■ Task prompt
What follows is a listing to be transcribed exactly.

[START OF Exercise materials]

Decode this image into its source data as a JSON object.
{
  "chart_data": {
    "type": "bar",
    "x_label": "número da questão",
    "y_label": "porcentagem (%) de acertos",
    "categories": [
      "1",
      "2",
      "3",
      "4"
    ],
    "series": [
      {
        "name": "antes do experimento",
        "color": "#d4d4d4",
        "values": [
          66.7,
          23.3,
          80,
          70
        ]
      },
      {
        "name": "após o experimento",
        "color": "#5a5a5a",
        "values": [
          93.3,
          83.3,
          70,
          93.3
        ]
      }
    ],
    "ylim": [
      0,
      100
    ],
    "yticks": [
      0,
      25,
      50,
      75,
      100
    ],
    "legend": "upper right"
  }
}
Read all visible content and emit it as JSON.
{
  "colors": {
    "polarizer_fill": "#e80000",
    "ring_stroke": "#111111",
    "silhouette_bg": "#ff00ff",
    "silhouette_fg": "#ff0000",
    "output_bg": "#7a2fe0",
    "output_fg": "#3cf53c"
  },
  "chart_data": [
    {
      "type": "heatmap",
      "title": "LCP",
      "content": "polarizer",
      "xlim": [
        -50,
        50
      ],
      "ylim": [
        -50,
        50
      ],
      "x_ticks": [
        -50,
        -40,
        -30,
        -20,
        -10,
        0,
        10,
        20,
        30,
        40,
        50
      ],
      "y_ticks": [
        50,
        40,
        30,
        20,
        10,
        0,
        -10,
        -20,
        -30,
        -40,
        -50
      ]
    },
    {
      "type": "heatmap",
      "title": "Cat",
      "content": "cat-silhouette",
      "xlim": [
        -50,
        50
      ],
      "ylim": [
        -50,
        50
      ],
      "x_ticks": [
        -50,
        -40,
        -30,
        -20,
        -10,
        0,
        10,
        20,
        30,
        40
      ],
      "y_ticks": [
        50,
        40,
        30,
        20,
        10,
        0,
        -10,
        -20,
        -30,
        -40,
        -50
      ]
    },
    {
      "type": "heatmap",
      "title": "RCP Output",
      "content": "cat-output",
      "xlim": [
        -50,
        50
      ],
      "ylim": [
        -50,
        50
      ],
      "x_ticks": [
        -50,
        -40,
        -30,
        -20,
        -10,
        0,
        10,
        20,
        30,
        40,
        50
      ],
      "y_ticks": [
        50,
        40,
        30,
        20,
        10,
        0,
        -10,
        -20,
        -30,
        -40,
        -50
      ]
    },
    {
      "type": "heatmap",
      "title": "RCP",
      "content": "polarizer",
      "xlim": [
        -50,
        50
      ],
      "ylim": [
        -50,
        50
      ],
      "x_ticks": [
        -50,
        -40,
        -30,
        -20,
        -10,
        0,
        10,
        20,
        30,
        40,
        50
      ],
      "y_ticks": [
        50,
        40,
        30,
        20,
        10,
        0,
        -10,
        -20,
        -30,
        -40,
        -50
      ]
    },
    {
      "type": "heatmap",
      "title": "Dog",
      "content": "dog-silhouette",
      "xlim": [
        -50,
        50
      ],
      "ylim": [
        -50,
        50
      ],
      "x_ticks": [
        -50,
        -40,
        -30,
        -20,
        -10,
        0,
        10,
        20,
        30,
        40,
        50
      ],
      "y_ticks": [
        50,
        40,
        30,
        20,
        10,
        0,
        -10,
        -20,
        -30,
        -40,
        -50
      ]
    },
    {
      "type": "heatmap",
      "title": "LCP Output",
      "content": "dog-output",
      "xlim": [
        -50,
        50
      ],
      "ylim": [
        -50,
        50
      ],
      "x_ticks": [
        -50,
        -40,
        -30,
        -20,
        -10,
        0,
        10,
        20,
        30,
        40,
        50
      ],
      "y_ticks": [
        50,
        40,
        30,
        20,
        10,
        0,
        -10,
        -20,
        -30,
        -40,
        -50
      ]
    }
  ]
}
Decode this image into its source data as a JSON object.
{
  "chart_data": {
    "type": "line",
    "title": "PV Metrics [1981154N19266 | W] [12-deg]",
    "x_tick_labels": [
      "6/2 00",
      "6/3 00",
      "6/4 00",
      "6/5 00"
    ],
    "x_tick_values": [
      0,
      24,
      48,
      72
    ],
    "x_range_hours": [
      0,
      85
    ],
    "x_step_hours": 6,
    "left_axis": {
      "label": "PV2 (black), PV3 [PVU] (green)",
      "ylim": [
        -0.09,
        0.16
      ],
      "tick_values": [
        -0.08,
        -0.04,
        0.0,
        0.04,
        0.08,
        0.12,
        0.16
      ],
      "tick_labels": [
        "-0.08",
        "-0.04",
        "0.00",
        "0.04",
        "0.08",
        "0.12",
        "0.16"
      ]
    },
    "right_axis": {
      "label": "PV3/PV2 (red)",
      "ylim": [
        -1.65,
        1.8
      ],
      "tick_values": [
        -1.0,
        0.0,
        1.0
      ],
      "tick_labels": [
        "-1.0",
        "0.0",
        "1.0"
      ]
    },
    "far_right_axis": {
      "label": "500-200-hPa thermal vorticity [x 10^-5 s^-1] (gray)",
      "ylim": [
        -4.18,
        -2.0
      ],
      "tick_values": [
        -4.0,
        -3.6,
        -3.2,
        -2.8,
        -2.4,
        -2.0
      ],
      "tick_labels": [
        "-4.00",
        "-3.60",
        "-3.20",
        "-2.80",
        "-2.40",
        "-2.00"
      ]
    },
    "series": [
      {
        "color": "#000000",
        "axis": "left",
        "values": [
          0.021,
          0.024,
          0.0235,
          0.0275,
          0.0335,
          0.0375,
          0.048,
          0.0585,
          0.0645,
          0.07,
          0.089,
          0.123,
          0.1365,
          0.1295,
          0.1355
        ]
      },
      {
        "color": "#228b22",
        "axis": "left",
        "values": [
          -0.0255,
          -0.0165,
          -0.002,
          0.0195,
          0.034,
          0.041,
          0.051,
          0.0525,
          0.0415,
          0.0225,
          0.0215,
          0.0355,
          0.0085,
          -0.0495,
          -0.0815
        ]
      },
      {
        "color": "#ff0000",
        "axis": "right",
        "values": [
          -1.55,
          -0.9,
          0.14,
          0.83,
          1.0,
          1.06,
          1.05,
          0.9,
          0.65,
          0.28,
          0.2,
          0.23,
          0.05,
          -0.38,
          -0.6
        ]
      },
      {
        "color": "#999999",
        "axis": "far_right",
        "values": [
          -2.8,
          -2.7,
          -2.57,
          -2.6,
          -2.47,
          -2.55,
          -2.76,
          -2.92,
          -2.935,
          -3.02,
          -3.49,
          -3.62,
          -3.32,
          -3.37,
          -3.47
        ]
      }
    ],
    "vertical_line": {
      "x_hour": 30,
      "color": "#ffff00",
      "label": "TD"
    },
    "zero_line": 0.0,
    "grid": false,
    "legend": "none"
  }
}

[END OF Exercise materials]

■ Solved exercise
Decode this image into its source data as a JSON object.
{
  "chart_data": {
    "type": "bar",
    "x_label": "número da questão",
    "y_label": "porcentagem (%) de acertos",
    "categories": [
      "1",
      "2",
      "3",
      "4"
    ],
    "series": [
      {
        "name": "antes do experimento",
        "color": "#d4d4d4",
        "values": [
          66.7,
          23.3,
          80,
          70
        ]
      },
      {
        "name": "após o experimento",
        "color": "#5a5a5a",
        "values": [
          93.3,
          83.3,
          70,
          93.3
        ]
      }
    ],
    "ylim": [
      0,
      100
    ],
    "yticks": [
      0,
      25,
      50,
      75,
      100
    ],
    "legend": "upper right"
  }
}
Read all visible content and emit it as JSON.
{
  "colors": {
    "polarizer_fill": "#e80000",
    "ring_stroke": "#111111",
    "silhouette_bg": "#ff00ff",
    "silhouette_fg": "#ff0000",
    "output_bg": "#7a2fe0",
    "output_fg": "#3cf53c"
  },
  "chart_data": [
    {
      "type": "heatmap",
      "title": "LCP",
      "content": "polarizer",
      "xlim": [
        -50,
        50
      ],
      "ylim": [
        -50,
        50
      ],
      "x_ticks": [
        -50,
        -40,
        -30,
        -20,
        -10,
        0,
        10,
        20,
        30,
        40,
        50
      ],
      "y_ticks": [
        50,
        40,
        30,
        20,
        10,
        0,
        -10,
        -20,
        -30,
        -40,
        -50
      ]
    },
    {
      "type": "heatmap",
      "title": "Cat",
      "content": "cat-silhouette",
      "xlim": [
        -50,
        50
      ],
      "ylim": [
        -50,
        50
      ],
      "x_ticks": [
        -50,
        -40,
        -30,
        -20,
        -10,
        0,
        10,
        20,
        30,
        40
      ],
      "y_ticks": [
        50,
        40,
        30,
        20,
        10,
        0,
        -10,
        -20,
        -30,
        -40,
        -50
      ]
    },
    {
      "type": "heatmap",
      "title": "RCP Output",
      "content": "cat-output",
      "xlim": [
        -50,
        50
      ],
      "ylim": [
        -50,
        50
      ],
      "x_ticks": [
        -50,
        -40,
        -30,
        -20,
        -10,
        0,
        10,
        20,
        30,
        40,
        50
      ],
      "y_ticks": [
        50,
        40,
        30,
        20,
        10,
        0,
        -10,
        -20,
        -30,
        -40,
        -50
      ]
    },
    {
      "type": "heatmap",
      "title": "RCP",
      "content": "polarizer",
      "xlim": [
        -50,
        50
      ],
      "ylim": [
        -50,
        50
      ],
      "x_ticks": [
        -50,
        -40,
        -30,
        -20,
        -10,
        0,
        10,
        20,
        30,
        40,
        50
      ],
      "y_ticks": [
        50,
        40,
        30,
        20,
        10,
        0,
        -10,
        -20,
        -30,
        -40,
        -50
      ]
    },
    {
      "type": "heatmap",
      "title": "Dog",
      "content": "dog-silhouette",
      "xlim": [
        -50,
        50
      ],
      "ylim": [
        -50,
        50
      ],
      "x_ticks": [
        -50,
        -40,
        -30,
        -20,
        -10,
        0,
        10,
        20,
        30,
        40,
        50
      ],
      "y_ticks": [
        50,
        40,
        30,
        20,
        10,
        0,
        -10,
        -20,
        -30,
        -40,
        -50
      ]
    },
    {
      "type": "heatmap",
      "title": "LCP Output",
      "content": "dog-output",
      "xlim": [
        -50,
        50
      ],
      "ylim": [
        -50,
        50
      ],
      "x_ticks": [
        -50,
        -40,
        -30,
        -20,
        -10,
        0,
        10,
        20,
        30,
        40,
        50
      ],
      "y_ticks": [
        50,
        40,
        30,
        20,
        10,
        0,
        -10,
        -20,
        -30,
        -40,
        -50
      ]
    }
  ]
}
Decode this image into its source data as a JSON object.
{
  "chart_data": {
    "type": "line",
    "title": "PV Metrics [1981154N19266 | W] [12-deg]",
    "x_tick_labels": [
      "6/2 00",
      "6/3 00",
      "6/4 00",
      "6/5 00"
    ],
    "x_tick_values": [
      0,
      24,
      48,
      72
    ],
    "x_range_hours": [
      0,
      85
    ],
    "x_step_hours": 6,
    "left_axis": {
      "label": "PV2 (black), PV3 [PVU] (green)",
      "ylim": [
        -0.09,
        0.16
      ],
      "tick_values": [
        -0.08,
        -0.04,
        0.0,
        0.04,
        0.08,
        0.12,
        0.16
      ],
      "tick_labels": [
        "-0.08",
        "-0.04",
        "0.00",
        "0.04",
        "0.08",
        "0.12",
        "0.16"
      ]
    },
    "right_axis": {
      "label": "PV3/PV2 (red)",
      "ylim": [
        -1.65,
        1.8
      ],
      "tick_values": [
        -1.0,
        0.0,
        1.0
      ],
      "tick_labels": [
        "-1.0",
        "0.0",
        "1.0"
      ]
    },
    "far_right_axis": {
      "label": "500-200-hPa thermal vorticity [x 10^-5 s^-1] (gray)",
      "ylim": [
        -4.18,
        -2.0
      ],
      "tick_values": [
        -4.0,
        -3.6,
        -3.2,
        -2.8,
        -2.4,
        -2.0
      ],
      "tick_labels": [
        "-4.00",
        "-3.60",
        "-3.20",
        "-2.80",
        "-2.40",
        "-2.00"
      ]
    },
    "series": [
      {
        "color": "#000000",
        "axis": "left",
        "values": [
          0.021,
          0.024,
          0.0235,
          0.0275,
          0.0335,
          0.0375,
          0.048,
          0.0585,
          0.0645,
          0.07,
          0.089,
          0.123,
          0.1365,
          0.1295,
          0.1355
        ]
      },
      {
        "color": "#228b22",
        "axis": "left",
        "values": [
          -0.0255,
          -0.0165,
          -0.002,
          0.0195,
          0.034,
          0.041,
          0.051,
          0.0525,
          0.0415,
          0.0225,
          0.0215,
          0.0355,
          0.0085,
          -0.0495,
          -0.0815
        ]
      },
      {
        "color": "#ff0000",
        "axis": "right",
        "values": [
          -1.55,
          -0.9,
          0.14,
          0.83,
          1.0,
          1.06,
          1.05,
          0.9,
          0.65,
          0.28,
          0.2,
          0.23,
          0.05,
          -0.38,
          -0.6
        ]
      },
      {
        "color": "#999999",
        "axis": "far_right",
        "values": [
          -2.8,
          -2.7,
          -2.57,
          -2.6,
          -2.47,
          -2.55,
          -2.76,
          -2.92,
          -2.935,
          -3.02,
          -3.49,
          -3.62,
          -3.32,
          -3.37,
          -3.47
        ]
      }
    ],
    "vertical_line": {
      "x_hour": 30,
      "color": "#ffff00",
      "label": "TD"
    },
    "zero_line": 0.0,
    "grid": false,
    "legend": "none"
  }
}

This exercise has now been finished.